- Task prompt: Retrieve all lines below that have the string "decrease".

(Stored records)
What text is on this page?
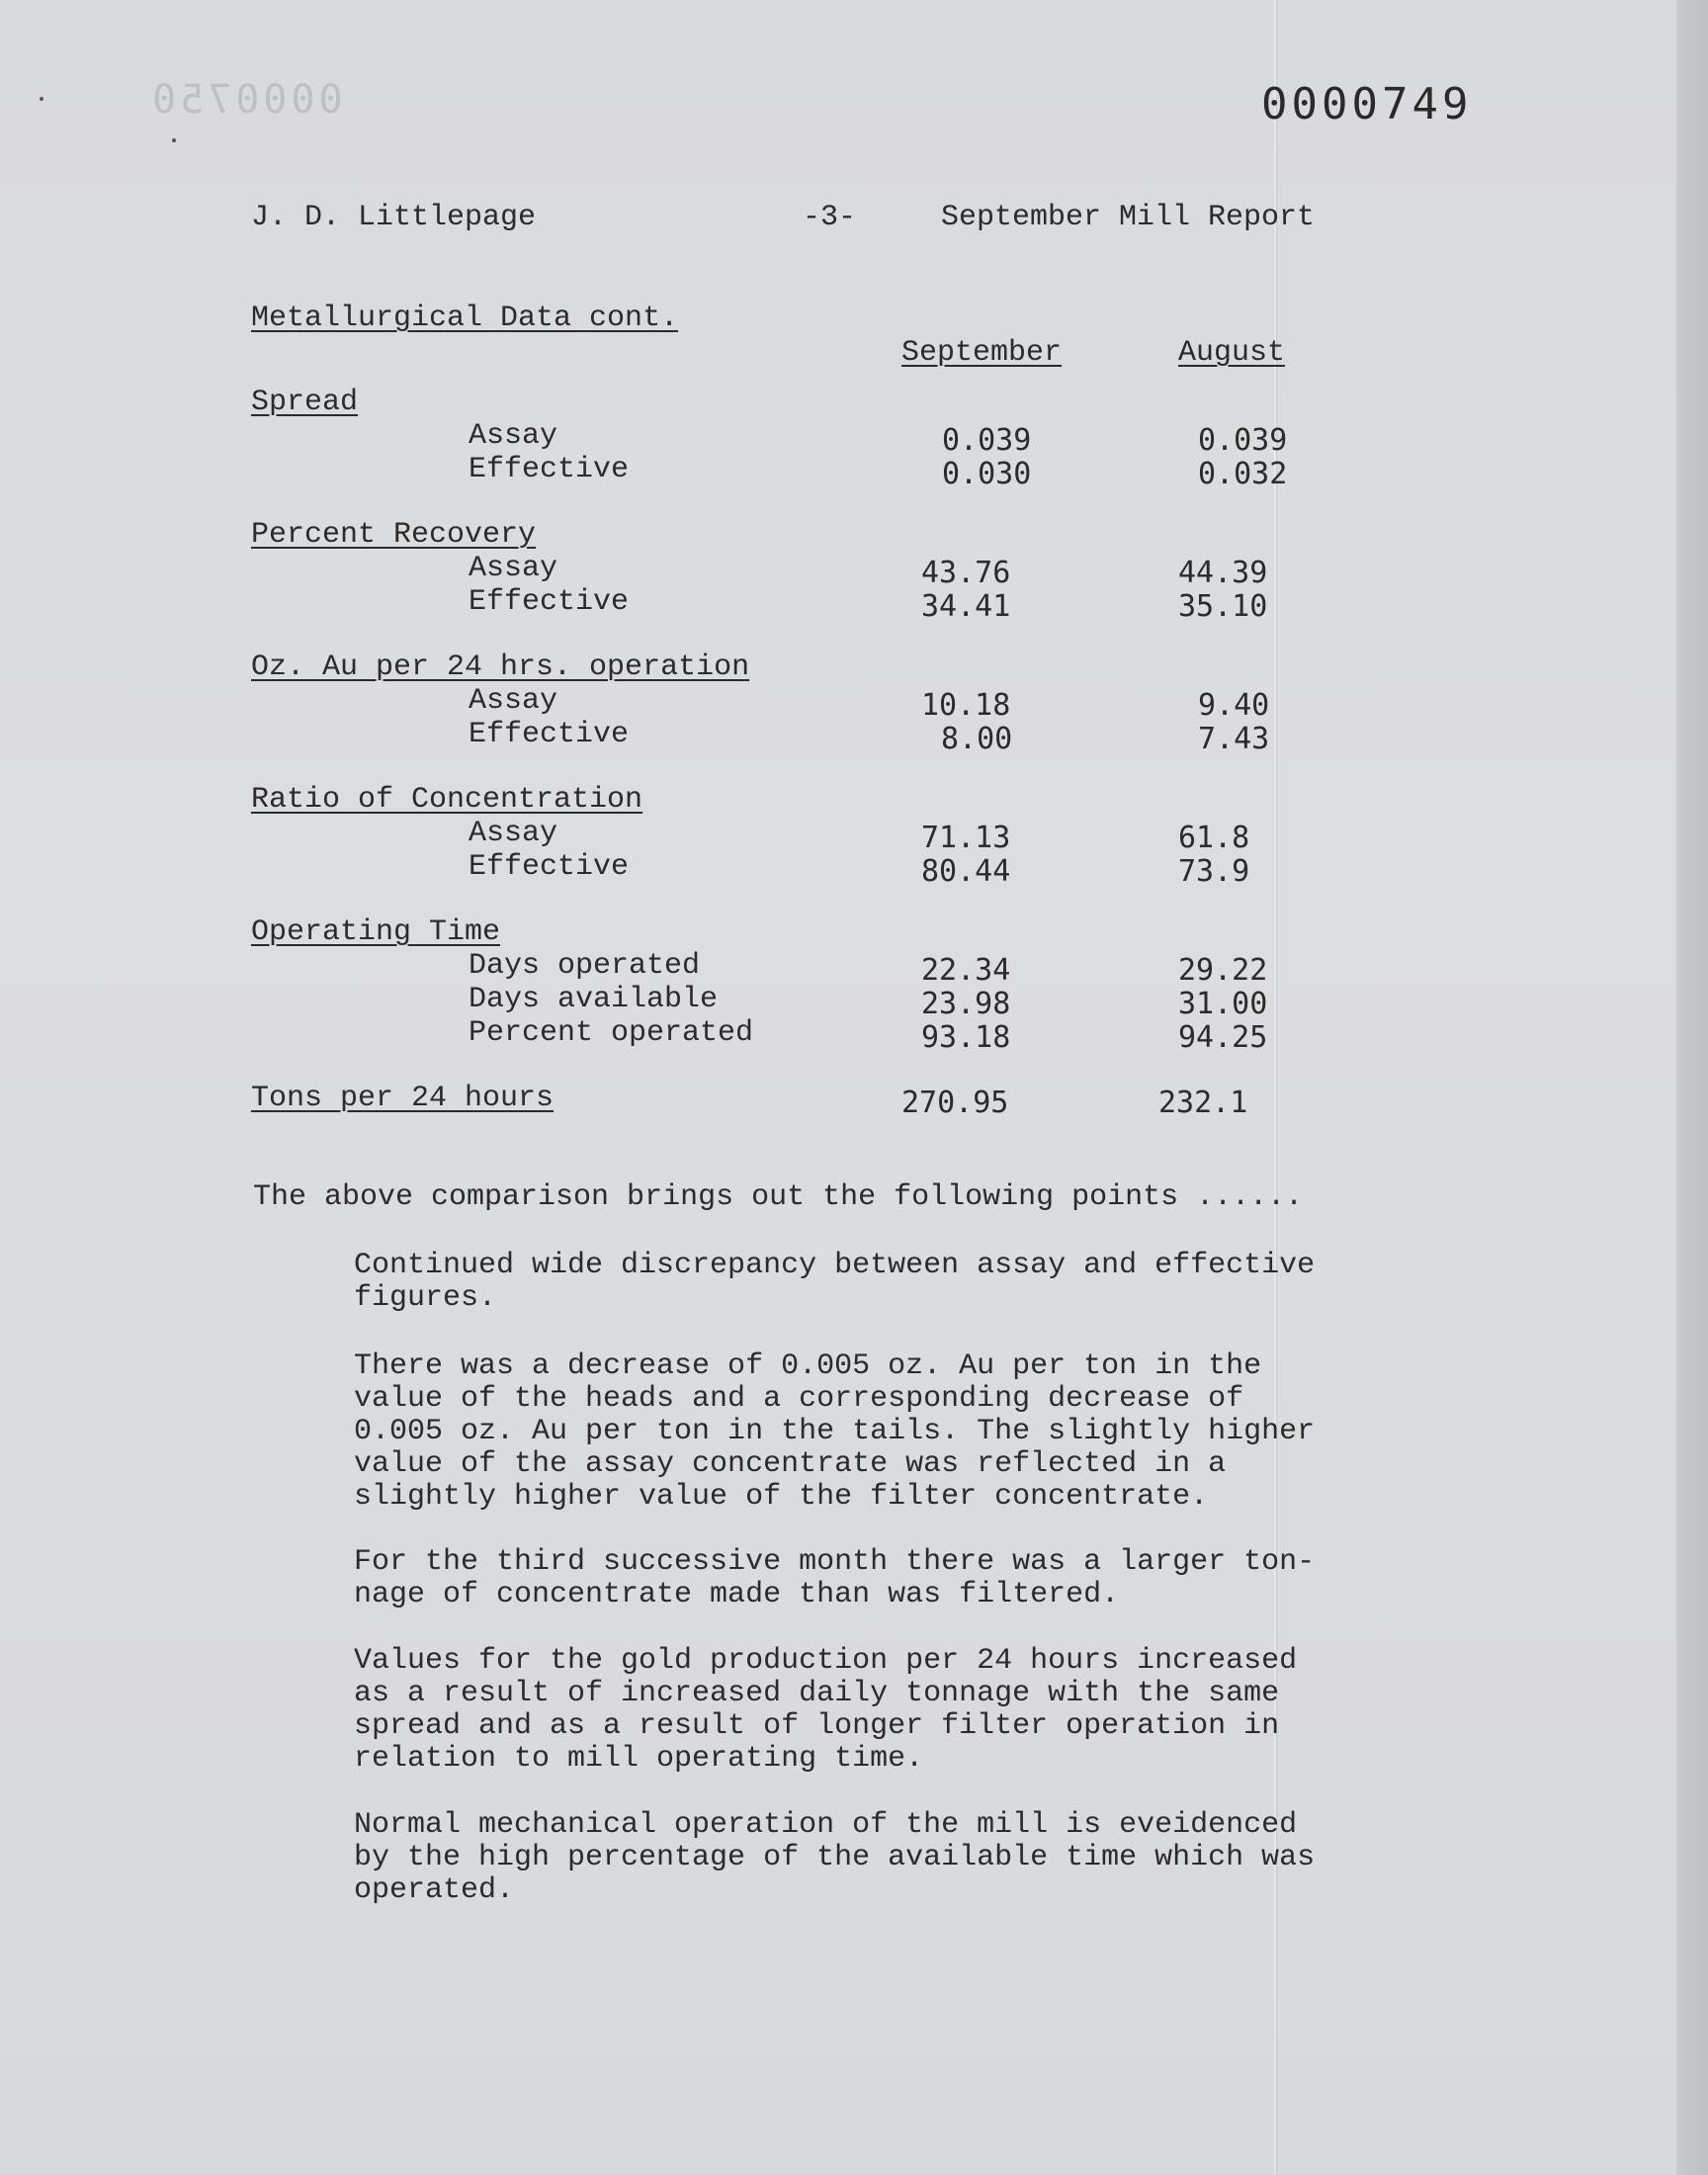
0000750	0000749
J. D. Littlepage	-3-	September Mill Report
Metallurgical Data cont.
September	August
Spread
Assay	0.039	0.039
Effective	0.030	0.032
Percent Recovery
Assay	43.76	44.39
Effective	34.41	35.10
Oz. Au per 24 hrs. operation
Assay	10.18	9.40
Effective	8.00	7.43
Ratio of Concentration
Assay	71.13	61.8
Effective	80.44	73.9
Operating Time
Days operated	22.34	29.22
Days available	23.98	31.00
Percent operated	93.18	94.25
Tons per 24 hours	270.95	232.1
The above comparison brings out the following points ......
Continued wide discrepancy between assay and effective
figures.
There was a decrease of 0.005 oz. Au per ton in the
value of the heads and a corresponding decrease of
0.005 oz. Au per ton in the tails. The slightly higher
value of the assay concentrate was reflected in a
slightly higher value of the filter concentrate.
For the third successive month there was a larger ton-
nage of concentrate made than was filtered.
Values for the gold production per 24 hours increased
as a result of increased daily tonnage with the same
spread and as a result of longer filter operation in
relation to mill operating time.
Normal mechanical operation of the mill is eveidenced
by the high percentage of the available time which was
operated.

- Answer for the task:
There was a decrease of 0.005 oz. Au per ton in the
value of the heads and a corresponding decrease of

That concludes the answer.